** START OF Document segment **

The key is create_graph=True — this builds a computation graph for the derivative itself, enabling higher-order differentiation.

Multi-Scale Collocation Strategy

Option prices vary dramatically across the (S, v, t) domain. Near the strike (S ≈ K) and at expiry (t ≈ T), gradients are steep. We use adaptive collocation:

Collocation Point Distribution:
┌─────────────────────────────────────────────────┐
│           v_max                                  │
│  ┌─────────────────────────────────────────┐    │
│  │  Sparse points        ·   ·   ·        │    │
│  │     ·   ·   ·   ·   ·   ·   ·         │    │
│  │  ·   ·   ·   ·  ···  ·   ·   ·        │    │
│  │     ·   ·  ·····████·····  ·   ·       │    │
│  │  ·   · ····█████████████···· ·         │    │
│  │     ·····██████ATM██████████···        │    │  Dense near
│  │  ·····███████████████████████····      │    │  strike K
│  │     ···██████████████████████···       │    │  and low v
│  │  ·   ····████████████████····  ·       │    │
│  │     ·   ·····████████·····   ·         │    │
│  │  ·   ·   ·  ·····  ·   ·   ·          │    │
│  └─────────────────────────────────────────┘    │
│  S=0              S=K              S_max         │
└─────────────────────────────────────────────────┘

def generate_collocation_points(S_max, v_max, T, K, N_total):
    """Generate multi-scale collocation points."""

** END OF Document segment **
** START OF Record excerpts **

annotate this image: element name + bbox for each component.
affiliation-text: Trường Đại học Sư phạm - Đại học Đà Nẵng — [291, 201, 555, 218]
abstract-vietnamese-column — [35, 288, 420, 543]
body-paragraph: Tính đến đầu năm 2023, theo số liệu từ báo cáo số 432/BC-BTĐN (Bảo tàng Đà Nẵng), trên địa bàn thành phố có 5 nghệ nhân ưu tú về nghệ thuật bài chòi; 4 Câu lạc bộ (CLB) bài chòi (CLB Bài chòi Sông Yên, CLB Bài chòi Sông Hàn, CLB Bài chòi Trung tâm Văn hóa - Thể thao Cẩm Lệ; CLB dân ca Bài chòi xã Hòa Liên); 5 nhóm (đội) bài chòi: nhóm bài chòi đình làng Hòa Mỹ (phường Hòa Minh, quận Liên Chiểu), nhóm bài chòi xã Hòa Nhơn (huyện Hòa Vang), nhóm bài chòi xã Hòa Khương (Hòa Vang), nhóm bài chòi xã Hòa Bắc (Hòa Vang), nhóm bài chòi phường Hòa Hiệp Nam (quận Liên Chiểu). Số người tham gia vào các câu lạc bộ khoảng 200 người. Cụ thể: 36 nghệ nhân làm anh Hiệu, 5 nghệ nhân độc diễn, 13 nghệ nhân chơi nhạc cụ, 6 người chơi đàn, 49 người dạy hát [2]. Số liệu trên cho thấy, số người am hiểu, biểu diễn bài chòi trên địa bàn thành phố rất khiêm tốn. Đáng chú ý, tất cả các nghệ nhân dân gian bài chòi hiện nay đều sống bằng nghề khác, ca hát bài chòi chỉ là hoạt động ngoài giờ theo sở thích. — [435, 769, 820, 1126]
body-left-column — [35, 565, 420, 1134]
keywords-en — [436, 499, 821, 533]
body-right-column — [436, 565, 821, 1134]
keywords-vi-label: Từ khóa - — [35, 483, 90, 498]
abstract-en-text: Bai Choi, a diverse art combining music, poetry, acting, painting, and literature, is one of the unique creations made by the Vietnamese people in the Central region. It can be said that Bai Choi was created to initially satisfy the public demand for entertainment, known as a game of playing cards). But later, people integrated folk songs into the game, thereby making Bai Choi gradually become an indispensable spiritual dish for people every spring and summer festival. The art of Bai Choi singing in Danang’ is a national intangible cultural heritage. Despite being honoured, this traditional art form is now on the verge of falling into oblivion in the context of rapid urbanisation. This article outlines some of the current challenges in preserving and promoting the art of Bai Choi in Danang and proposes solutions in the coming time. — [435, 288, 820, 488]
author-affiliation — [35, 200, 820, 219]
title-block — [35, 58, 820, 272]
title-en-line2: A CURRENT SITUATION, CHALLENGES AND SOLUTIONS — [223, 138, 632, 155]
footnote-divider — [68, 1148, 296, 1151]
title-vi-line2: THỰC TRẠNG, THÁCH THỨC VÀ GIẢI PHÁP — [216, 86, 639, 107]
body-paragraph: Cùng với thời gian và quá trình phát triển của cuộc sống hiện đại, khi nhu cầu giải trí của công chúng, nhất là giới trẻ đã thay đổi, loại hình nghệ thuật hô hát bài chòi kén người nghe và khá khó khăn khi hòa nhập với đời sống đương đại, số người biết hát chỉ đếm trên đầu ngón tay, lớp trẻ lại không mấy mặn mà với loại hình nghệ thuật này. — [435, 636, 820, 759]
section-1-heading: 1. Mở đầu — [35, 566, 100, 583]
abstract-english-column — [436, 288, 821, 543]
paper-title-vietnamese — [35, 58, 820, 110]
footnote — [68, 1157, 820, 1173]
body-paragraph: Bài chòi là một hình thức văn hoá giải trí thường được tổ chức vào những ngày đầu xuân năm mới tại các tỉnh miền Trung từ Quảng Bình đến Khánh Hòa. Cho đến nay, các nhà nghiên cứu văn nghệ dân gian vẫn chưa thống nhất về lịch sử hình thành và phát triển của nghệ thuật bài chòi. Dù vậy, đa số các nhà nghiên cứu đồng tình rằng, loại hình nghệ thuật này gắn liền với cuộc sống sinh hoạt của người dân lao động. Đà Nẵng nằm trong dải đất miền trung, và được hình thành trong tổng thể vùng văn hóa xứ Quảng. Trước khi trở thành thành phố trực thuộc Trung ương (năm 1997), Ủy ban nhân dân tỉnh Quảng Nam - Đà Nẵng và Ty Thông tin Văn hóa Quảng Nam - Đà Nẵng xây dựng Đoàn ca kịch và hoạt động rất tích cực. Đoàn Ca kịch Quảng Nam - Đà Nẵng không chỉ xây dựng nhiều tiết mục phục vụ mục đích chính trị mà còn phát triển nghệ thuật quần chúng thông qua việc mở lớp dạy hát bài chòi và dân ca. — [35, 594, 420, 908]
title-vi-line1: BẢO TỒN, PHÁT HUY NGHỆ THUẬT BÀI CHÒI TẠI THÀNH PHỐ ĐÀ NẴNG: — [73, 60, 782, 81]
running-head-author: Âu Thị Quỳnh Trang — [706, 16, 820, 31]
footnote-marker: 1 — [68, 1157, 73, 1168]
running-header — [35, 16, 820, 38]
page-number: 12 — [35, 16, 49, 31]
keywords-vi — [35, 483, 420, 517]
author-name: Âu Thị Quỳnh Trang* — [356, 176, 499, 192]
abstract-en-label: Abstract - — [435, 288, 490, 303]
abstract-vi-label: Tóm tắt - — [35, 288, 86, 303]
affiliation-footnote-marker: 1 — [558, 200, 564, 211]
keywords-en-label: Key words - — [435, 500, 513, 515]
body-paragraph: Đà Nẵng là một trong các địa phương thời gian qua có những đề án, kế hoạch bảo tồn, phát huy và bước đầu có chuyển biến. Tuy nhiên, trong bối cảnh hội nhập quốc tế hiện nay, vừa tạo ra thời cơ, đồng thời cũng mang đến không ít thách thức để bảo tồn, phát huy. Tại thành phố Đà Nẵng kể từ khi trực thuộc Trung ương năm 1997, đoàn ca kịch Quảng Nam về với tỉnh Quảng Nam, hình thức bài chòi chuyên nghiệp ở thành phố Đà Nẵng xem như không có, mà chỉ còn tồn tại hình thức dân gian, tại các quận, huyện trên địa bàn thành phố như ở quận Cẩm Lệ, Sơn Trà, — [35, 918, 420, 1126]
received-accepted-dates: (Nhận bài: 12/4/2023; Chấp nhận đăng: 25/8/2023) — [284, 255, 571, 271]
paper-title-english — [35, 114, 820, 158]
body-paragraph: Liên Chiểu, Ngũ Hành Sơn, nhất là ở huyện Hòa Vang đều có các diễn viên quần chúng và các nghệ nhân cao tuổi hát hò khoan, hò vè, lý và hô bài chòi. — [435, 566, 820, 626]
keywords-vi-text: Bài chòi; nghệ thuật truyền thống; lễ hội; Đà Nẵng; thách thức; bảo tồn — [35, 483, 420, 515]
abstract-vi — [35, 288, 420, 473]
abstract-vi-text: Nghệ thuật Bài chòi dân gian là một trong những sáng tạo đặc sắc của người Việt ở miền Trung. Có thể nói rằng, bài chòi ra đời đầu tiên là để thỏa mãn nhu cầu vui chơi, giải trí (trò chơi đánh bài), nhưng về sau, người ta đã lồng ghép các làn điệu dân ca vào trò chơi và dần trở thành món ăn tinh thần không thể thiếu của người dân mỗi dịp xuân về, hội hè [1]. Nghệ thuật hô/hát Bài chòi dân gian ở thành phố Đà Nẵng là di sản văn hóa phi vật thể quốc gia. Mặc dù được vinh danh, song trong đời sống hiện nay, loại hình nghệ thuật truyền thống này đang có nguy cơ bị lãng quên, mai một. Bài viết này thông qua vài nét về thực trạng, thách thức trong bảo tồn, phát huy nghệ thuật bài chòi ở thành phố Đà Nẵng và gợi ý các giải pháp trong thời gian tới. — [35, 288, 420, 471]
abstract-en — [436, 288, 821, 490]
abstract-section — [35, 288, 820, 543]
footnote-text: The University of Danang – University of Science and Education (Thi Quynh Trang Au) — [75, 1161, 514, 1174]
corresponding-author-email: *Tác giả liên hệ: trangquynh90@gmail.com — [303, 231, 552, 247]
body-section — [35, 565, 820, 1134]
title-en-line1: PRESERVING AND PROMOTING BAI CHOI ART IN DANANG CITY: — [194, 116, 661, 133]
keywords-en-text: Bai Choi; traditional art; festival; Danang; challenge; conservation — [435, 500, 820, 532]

** END OF Record excerpts **

• [What is asked]
1. According to the option-pricing text, where in the domain are the gradients steep?
2. List every parameter that the function defined in the option-pricing text takes.
3. Pick up the option-pricing text where it ends and write the rest of it.

• [Response list]
1. Near the strike (S ≈ K) and at expiry (t ≈ T).

2. S_max, v_max, T, K, N_total

3.
    N_uniform = N_total // 2
    N_atm = N_total // 4
    N_low_v = N_total // 4

    # Uniform background
    S_unif = torch.rand(N_uniform) * S_max
    v_unif = torch.rand(N_uniform) * v_max
    t_unif = torch.rand(N_uniform) * T

    # Dense near ATM (S ≈ K)
    S_atm = K + 0.2 * K * torch.randn(N_atm)
    S_atm = torch.clamp(S_atm, 0, S_max)
    v_atm = torch.rand(N_atm) * v_max
    t_atm = torch.rand(N_atm) * T

    # Dense near low variance
    S_low = torch.rand(N_low_v) * S_max
    v_low = torch.rand(N_low_v) * v_max * 0.3  # Focus on low v
    t_low = torch.rand(N_low_v) * T

    S = torch.cat([S_unif, S_atm, S_low])
    v = torch.cat([v_unif, v_atm, v_low])
    t = torch.cat([t_unif, t_atm, t_low])

    return S, v, t

Semi-Analytical Heston Pricing

Characteristic Function Approach

The Heston model has a semi-closed-form solution via the characteristic function. The call price is:

C(S, v, t) = S·P₁ - K·e^{-rτ}·P₂

where P₁ and P₂ are computed via inverse Fourier transforms:

       1   1  ∞  e^{-iφ ln K} f_j(φ)
P_j = ─ + ─ ∫  Re[ ───────────────── ] dφ,   j = 1, 2
       2   π  0         iφ

The characteristic function f_j(φ) is:

f_j(φ) = exp(C_j(τ, φ) + D_j(τ, φ)·v₀ + iφ·ln S)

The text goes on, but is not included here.